**WHAT THE EXERCISE ASKS:**
In the material below, identify each line bearing the word "ylabel". Reproduce those lines.

Data items
:::
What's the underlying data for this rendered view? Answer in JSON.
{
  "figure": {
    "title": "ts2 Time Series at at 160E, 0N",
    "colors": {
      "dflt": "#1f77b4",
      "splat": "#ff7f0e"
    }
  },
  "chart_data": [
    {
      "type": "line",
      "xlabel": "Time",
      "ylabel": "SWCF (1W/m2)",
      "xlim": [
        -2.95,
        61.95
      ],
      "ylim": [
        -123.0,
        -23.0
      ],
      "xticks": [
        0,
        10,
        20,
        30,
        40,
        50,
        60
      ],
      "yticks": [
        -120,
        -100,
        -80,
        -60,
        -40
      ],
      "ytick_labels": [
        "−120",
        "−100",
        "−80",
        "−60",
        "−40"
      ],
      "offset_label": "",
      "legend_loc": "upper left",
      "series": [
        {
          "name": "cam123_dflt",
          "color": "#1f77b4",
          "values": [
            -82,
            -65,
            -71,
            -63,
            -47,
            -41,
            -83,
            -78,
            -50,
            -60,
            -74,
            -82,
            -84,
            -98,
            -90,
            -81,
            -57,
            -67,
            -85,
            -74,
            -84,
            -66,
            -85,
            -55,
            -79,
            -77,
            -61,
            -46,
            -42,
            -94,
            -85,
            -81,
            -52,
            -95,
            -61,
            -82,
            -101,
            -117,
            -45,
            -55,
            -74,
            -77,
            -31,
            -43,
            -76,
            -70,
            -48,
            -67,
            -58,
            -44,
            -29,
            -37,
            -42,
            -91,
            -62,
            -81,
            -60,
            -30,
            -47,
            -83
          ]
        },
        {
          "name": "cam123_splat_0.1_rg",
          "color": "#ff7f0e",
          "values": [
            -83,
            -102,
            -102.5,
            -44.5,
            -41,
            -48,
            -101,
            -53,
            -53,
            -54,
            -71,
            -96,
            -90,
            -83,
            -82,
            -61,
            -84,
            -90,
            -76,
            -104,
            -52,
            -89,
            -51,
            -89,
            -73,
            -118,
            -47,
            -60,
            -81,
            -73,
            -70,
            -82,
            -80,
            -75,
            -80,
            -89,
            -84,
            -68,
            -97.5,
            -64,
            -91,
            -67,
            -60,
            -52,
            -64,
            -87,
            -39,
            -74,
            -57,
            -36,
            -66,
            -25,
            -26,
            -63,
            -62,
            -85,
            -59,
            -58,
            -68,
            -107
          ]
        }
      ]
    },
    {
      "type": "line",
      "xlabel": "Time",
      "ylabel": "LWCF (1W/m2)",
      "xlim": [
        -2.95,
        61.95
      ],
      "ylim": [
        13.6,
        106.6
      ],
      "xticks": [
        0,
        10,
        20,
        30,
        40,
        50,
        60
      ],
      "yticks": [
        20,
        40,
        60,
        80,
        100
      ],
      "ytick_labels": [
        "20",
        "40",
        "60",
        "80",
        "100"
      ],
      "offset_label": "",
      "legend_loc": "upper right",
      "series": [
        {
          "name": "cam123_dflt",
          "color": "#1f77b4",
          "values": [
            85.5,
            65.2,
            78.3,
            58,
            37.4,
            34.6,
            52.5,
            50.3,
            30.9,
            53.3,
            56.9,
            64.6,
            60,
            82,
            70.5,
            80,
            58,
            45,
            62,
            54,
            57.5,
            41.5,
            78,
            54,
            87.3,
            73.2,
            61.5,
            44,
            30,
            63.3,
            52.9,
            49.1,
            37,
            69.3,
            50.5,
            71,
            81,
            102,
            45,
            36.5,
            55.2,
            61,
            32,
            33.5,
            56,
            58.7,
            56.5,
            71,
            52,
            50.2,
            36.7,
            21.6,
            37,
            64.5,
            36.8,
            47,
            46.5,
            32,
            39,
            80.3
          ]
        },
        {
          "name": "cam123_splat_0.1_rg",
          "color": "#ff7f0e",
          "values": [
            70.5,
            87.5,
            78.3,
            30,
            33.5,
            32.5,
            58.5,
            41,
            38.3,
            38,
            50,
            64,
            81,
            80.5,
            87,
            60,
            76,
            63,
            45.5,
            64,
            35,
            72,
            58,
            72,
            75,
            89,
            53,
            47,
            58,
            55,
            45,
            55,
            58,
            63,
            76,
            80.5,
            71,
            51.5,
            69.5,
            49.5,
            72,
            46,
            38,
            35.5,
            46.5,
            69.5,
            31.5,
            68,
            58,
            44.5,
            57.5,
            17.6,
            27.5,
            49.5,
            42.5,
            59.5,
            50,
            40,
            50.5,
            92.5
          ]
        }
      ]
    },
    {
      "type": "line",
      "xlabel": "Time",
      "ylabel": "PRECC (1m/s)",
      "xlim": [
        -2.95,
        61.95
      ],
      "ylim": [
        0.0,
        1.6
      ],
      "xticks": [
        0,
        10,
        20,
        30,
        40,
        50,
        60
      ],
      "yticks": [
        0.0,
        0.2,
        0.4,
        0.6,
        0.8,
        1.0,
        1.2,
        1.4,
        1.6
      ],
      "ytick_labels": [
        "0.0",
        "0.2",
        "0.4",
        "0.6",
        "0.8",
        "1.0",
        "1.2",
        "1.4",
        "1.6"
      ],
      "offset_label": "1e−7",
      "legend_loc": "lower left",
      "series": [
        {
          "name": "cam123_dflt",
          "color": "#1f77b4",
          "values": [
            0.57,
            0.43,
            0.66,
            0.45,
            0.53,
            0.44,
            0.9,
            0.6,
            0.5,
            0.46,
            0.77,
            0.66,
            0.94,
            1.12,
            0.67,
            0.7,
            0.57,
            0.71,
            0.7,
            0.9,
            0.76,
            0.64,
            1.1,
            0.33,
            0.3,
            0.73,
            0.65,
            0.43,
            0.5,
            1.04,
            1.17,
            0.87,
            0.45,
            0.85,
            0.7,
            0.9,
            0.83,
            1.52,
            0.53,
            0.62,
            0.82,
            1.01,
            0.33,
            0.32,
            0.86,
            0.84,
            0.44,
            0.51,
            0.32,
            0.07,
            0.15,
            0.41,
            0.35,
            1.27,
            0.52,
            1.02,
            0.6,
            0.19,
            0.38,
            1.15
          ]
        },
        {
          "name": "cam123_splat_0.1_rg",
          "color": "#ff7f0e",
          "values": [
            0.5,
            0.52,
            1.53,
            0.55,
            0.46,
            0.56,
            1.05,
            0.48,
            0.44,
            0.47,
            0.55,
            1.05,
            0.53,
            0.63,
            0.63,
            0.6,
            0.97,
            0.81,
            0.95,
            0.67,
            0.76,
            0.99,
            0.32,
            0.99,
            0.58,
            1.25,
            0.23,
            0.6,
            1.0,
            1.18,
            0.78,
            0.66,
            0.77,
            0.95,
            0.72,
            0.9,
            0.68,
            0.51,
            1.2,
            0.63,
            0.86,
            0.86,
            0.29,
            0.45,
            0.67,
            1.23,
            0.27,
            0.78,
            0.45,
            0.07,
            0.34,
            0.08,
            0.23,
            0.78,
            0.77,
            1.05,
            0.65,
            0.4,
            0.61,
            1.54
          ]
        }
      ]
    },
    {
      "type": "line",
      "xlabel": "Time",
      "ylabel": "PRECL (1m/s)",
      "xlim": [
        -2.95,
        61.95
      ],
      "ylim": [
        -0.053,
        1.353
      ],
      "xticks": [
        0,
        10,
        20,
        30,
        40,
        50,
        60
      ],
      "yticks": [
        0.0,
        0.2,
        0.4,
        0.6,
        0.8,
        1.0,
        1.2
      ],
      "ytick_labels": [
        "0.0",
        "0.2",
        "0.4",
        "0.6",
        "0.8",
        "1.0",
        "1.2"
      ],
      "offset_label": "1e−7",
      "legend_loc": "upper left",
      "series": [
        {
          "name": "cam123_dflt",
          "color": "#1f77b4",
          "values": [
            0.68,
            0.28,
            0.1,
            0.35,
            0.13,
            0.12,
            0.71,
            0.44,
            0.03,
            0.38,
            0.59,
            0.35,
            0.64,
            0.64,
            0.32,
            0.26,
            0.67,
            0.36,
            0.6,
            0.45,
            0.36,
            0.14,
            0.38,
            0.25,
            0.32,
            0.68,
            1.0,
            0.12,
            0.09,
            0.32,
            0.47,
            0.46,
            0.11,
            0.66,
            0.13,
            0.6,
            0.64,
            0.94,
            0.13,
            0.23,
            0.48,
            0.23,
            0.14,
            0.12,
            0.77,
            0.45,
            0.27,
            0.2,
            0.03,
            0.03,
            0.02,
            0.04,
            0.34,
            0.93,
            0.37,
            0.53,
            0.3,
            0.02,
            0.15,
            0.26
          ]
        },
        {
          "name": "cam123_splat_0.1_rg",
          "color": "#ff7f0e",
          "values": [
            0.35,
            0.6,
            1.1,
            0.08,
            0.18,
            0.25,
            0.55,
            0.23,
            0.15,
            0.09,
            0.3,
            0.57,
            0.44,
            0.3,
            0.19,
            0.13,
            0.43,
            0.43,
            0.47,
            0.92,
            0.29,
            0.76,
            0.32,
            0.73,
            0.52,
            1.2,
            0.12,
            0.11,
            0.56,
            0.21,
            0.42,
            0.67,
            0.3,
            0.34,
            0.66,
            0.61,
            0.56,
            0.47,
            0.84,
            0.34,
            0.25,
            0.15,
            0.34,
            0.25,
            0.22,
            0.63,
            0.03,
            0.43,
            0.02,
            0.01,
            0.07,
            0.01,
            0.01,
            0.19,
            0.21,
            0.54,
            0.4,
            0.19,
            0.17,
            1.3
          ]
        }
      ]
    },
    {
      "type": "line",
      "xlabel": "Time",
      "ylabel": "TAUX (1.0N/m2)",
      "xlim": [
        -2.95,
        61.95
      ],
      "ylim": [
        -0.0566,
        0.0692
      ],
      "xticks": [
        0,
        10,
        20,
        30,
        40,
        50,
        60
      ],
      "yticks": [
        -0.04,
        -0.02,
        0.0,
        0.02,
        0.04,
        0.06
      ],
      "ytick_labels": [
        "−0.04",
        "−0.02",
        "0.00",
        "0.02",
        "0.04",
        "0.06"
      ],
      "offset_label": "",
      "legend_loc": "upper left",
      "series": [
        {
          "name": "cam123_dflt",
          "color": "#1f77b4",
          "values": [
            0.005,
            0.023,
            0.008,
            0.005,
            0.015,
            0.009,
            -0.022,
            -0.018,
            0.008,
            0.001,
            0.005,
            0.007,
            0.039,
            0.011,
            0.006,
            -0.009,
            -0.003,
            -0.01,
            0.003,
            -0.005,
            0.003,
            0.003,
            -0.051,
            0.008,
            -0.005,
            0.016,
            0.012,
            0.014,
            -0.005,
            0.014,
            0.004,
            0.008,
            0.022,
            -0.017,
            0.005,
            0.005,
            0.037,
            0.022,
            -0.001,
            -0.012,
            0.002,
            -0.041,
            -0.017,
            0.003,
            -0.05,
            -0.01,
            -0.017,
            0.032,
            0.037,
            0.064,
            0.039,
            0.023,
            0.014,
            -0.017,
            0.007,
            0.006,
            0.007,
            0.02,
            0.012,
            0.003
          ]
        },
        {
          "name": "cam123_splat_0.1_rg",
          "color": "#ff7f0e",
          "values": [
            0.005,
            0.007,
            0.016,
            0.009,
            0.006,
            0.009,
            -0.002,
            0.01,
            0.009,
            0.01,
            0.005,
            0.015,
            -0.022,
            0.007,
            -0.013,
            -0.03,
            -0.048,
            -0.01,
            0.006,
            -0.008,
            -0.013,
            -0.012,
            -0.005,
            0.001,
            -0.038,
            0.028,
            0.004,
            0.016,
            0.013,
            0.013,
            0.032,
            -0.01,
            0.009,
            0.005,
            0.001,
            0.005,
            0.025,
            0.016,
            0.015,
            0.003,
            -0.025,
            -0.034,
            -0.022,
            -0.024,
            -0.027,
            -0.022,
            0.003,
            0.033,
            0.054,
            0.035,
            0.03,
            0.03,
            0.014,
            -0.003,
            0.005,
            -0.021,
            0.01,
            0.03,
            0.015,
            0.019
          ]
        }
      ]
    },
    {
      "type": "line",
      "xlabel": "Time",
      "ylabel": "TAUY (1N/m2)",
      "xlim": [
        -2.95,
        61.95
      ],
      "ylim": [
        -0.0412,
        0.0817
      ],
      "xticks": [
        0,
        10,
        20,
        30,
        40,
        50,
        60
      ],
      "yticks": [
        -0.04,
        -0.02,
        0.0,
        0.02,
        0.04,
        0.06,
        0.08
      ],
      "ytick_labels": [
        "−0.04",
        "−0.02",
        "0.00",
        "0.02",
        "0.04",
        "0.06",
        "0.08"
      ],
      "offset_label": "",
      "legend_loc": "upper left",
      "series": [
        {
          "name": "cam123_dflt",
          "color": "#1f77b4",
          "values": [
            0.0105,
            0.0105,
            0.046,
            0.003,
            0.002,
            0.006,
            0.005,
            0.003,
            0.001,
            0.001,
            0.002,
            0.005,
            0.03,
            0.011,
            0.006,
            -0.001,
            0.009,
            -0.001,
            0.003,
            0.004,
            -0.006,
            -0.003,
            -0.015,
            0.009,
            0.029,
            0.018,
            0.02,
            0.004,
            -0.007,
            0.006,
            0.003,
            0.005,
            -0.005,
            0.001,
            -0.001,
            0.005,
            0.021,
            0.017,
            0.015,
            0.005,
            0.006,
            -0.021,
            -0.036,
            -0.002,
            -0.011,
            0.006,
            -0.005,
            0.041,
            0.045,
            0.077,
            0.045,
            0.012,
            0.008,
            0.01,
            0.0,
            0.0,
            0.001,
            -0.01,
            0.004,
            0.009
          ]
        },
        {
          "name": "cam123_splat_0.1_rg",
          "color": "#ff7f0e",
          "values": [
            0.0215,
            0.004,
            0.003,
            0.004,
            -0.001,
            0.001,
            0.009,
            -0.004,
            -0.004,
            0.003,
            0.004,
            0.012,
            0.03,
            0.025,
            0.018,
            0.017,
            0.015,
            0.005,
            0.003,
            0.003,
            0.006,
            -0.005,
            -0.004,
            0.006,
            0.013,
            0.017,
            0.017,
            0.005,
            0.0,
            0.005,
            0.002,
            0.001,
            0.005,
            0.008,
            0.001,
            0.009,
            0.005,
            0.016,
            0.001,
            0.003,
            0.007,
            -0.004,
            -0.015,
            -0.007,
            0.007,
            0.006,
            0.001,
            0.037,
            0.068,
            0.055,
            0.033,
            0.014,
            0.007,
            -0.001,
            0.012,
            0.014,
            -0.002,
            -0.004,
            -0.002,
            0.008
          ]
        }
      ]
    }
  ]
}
:::
**FULL SOLUTION:**
      "ylabel": "SWCF (1W/m2)",
      "ylabel": "LWCF (1W/m2)",
      "ylabel": "PRECC (1m/s)",
      "ylabel": "PRECL (1m/s)",
      "ylabel": "TAUX (1.0N/m2)",
      "ylabel": "TAUY (1N/m2)",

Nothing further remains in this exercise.